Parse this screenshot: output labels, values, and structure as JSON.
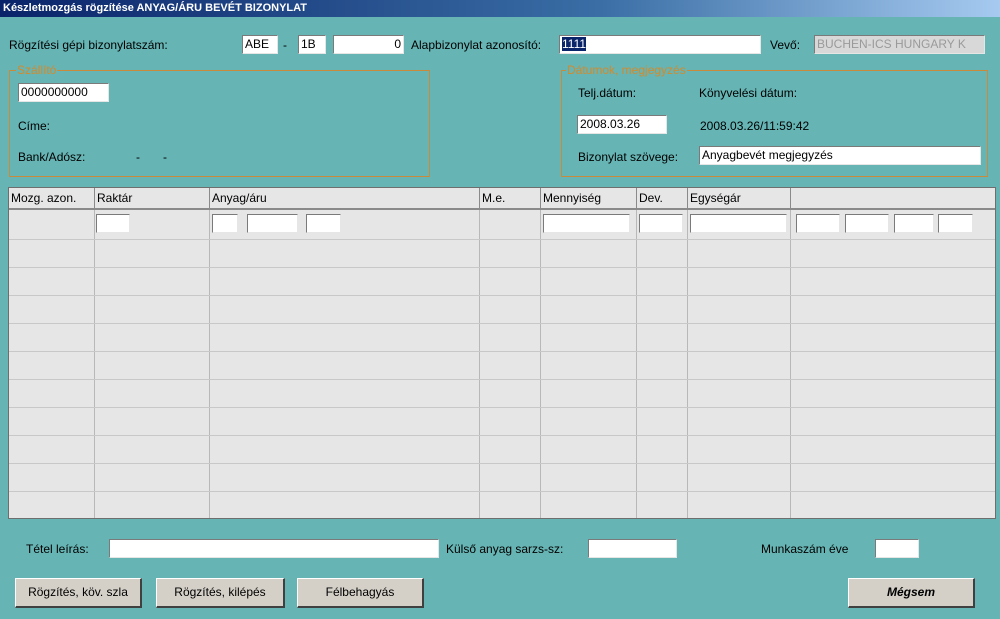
{
  "window": {
    "title": "Készletmozgás rögzítése ANYAG/ÁRU BEVÉT BIZONYLAT"
  },
  "header": {
    "doc_number_label": "Rögzítési gépi bizonylatszám:",
    "doc_prefix": "ABE",
    "dash": "-",
    "doc_series": "1B",
    "doc_number": "0",
    "base_doc_label": "Alapbizonylat azonosító:",
    "base_doc_value": "1111",
    "customer_label": "Vevő:",
    "customer_value": "BUCHEN-ICS HUNGARY K"
  },
  "supplier": {
    "title": "Szállító",
    "code": "0000000000",
    "address_label": "Címe:",
    "bank_label": "Bank/Adósz:",
    "bank_value": "-",
    "tax_value": "-"
  },
  "dates": {
    "title": "Dátumok, megjegyzés",
    "perf_date_label": "Telj.dátum:",
    "booking_date_label": "Könyvelési dátum:",
    "perf_date_value": "2008.03.26",
    "booking_date_value": "2008.03.26/11:59:42",
    "doc_text_label": "Bizonylat szövege:",
    "doc_text_value": "Anyagbevét megjegyzés"
  },
  "grid": {
    "columns": [
      {
        "label": "Mozg. azon."
      },
      {
        "label": "Raktár"
      },
      {
        "label": "Anyag/áru"
      },
      {
        "label": "M.e."
      },
      {
        "label": "Mennyiség"
      },
      {
        "label": "Dev."
      },
      {
        "label": "Egységár"
      },
      {
        "label": ""
      }
    ]
  },
  "footer": {
    "item_desc_label": "Tétel leírás:",
    "item_desc_value": "",
    "external_batch_label": "Külső anyag sarzs-sz:",
    "external_batch_value": "",
    "work_year_label": "Munkaszám éve",
    "work_year_value": ""
  },
  "buttons": {
    "save_next": "Rögzítés, köv. szla",
    "save_exit": "Rögzítés, kilépés",
    "suspend": "Félbehagyás",
    "cancel": "Mégsem"
  }
}
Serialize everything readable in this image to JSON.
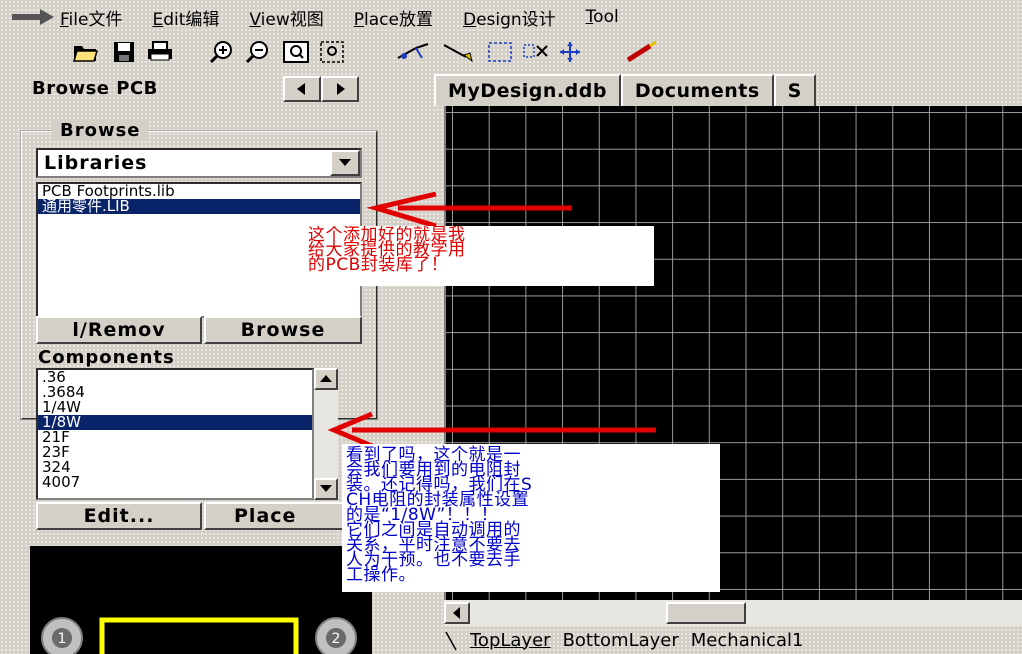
{
  "menu": {
    "items": [
      {
        "key": "F",
        "label": "ile文件"
      },
      {
        "key": "E",
        "label": "dit编辑"
      },
      {
        "key": "V",
        "label": "iew视图"
      },
      {
        "key": "P",
        "label": "lace放置"
      },
      {
        "key": "D",
        "label": "esign设计"
      },
      {
        "key": "T",
        "label": "ool"
      }
    ]
  },
  "toolbar": {
    "icons": [
      "open-folder-icon",
      "save-icon",
      "print-icon",
      "zoom-in-icon",
      "zoom-out-icon",
      "zoom-area-icon",
      "zoom-fit-icon",
      "cross-probe-icon",
      "wire-icon",
      "select-area-icon",
      "deselect-icon",
      "move-icon",
      "tool-icon"
    ]
  },
  "left_panel": {
    "title": "Browse PCB",
    "browse_group_label": "Browse",
    "browse_mode": "Libraries",
    "libraries": [
      "PCB Footprints.lib",
      "通用零件.LIB"
    ],
    "selected_library_index": 1,
    "remove_button": "l/Remov",
    "browse_button": "Browse",
    "components_label": "Components",
    "components": [
      ".36",
      ".3684",
      "1/4W",
      "1/8W",
      "21F",
      "23F",
      "324",
      "4007"
    ],
    "selected_component_index": 3,
    "edit_button": "Edit...",
    "place_button": "Place",
    "preview_pads": [
      "1",
      "2"
    ]
  },
  "right_pane": {
    "tabs": [
      "MyDesign.ddb",
      "Documents",
      "S"
    ],
    "layer_tabs": [
      "TopLayer",
      "BottomLayer",
      "Mechanical1"
    ]
  },
  "annotations": {
    "note1": [
      "这个添加好的就是我",
      "给大家提供的教学用",
      "的PCB封装库了！"
    ],
    "note2": [
      "看到了吗，这个就是一",
      "会我们要用到的电阻封",
      "装。还记得吗，我们在S",
      "CH电阻的封装属性设置",
      "的是“1/8W”！！！",
      "它们之间是自动调用的",
      "关系，平时注意不要去",
      "人为干预。也不要去手",
      "工操作。"
    ]
  },
  "colors": {
    "annotation_red": "#e00000",
    "annotation_blue": "#0000cc",
    "selection": "#0a246a",
    "footprint_outline": "#ffff00"
  }
}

Exercise requirements
Take the data above and repeat it exactly, leaving each picture out.

Written answer
Parse this screenshot: output labels, values, and structure as JSON.
{
  "window": {
    "title": "Készletmozgás rögzítése ANYAG/ÁRU BEVÉT BIZONYLAT"
  },
  "header": {
    "doc_number_label": "Rögzítési gépi bizonylatszám:",
    "doc_prefix": "ABE",
    "dash": "-",
    "doc_series": "1B",
    "doc_number": "0",
    "base_doc_label": "Alapbizonylat azonosító:",
    "base_doc_value": "1111",
    "customer_label": "Vevő:",
    "customer_value": "BUCHEN-ICS HUNGARY K"
  },
  "supplier": {
    "title": "Szállító",
    "code": "0000000000",
    "address_label": "Címe:",
    "bank_label": "Bank/Adósz:",
    "bank_value": "-",
    "tax_value": "-"
  },
  "dates": {
    "title": "Dátumok, megjegyzés",
    "perf_date_label": "Telj.dátum:",
    "booking_date_label": "Könyvelési dátum:",
    "perf_date_value": "2008.03.26",
    "booking_date_value": "2008.03.26/11:59:42",
    "doc_text_label": "Bizonylat szövege:",
    "doc_text_value": "Anyagbevét megjegyzés"
  },
  "grid": {
    "columns": [
      {
        "label": "Mozg. azon."
      },
      {
        "label": "Raktár"
      },
      {
        "label": "Anyag/áru"
      },
      {
        "label": "M.e."
      },
      {
        "label": "Mennyiség"
      },
      {
        "label": "Dev."
      },
      {
        "label": "Egységár"
      },
      {
        "label": ""
      }
    ]
  },
  "footer": {
    "item_desc_label": "Tétel leírás:",
    "item_desc_value": "",
    "external_batch_label": "Külső anyag sarzs-sz:",
    "external_batch_value": "",
    "work_year_label": "Munkaszám éve",
    "work_year_value": ""
  },
  "buttons": {
    "save_next": "Rögzítés, köv. szla",
    "save_exit": "Rögzítés, kilépés",
    "suspend": "Félbehagyás",
    "cancel": "Mégsem"
  }
}
Serialize everything readable in this image to JSON.
{
  "menu": {
    "items": [
      {
        "key": "F",
        "label": "ile文件"
      },
      {
        "key": "E",
        "label": "dit编辑"
      },
      {
        "key": "V",
        "label": "iew视图"
      },
      {
        "key": "P",
        "label": "lace放置"
      },
      {
        "key": "D",
        "label": "esign设计"
      },
      {
        "key": "T",
        "label": "ool"
      }
    ]
  },
  "toolbar": {
    "icons": [
      "open-folder-icon",
      "save-icon",
      "print-icon",
      "zoom-in-icon",
      "zoom-out-icon",
      "zoom-area-icon",
      "zoom-fit-icon",
      "cross-probe-icon",
      "wire-icon",
      "select-area-icon",
      "deselect-icon",
      "move-icon",
      "tool-icon"
    ]
  },
  "left_panel": {
    "title": "Browse PCB",
    "browse_group_label": "Browse",
    "browse_mode": "Libraries",
    "libraries": [
      "PCB Footprints.lib",
      "通用零件.LIB"
    ],
    "selected_library_index": 1,
    "remove_button": "l/Remov",
    "browse_button": "Browse",
    "components_label": "Components",
    "components": [
      ".36",
      ".3684",
      "1/4W",
      "1/8W",
      "21F",
      "23F",
      "324",
      "4007"
    ],
    "selected_component_index": 3,
    "edit_button": "Edit...",
    "place_button": "Place",
    "preview_pads": [
      "1",
      "2"
    ]
  },
  "right_pane": {
    "tabs": [
      "MyDesign.ddb",
      "Documents",
      "S"
    ],
    "layer_tabs": [
      "TopLayer",
      "BottomLayer",
      "Mechanical1"
    ]
  },
  "annotations": {
    "note1": [
      "这个添加好的就是我",
      "给大家提供的教学用",
      "的PCB封装库了！"
    ],
    "note2": [
      "看到了吗，这个就是一",
      "会我们要用到的电阻封",
      "装。还记得吗，我们在S",
      "CH电阻的封装属性设置",
      "的是“1/8W”！！！",
      "它们之间是自动调用的",
      "关系，平时注意不要去",
      "人为干预。也不要去手",
      "工操作。"
    ]
  },
  "colors": {
    "annotation_red": "#e00000",
    "annotation_blue": "#0000cc",
    "selection": "#0a246a",
    "footprint_outline": "#ffff00"
  }
}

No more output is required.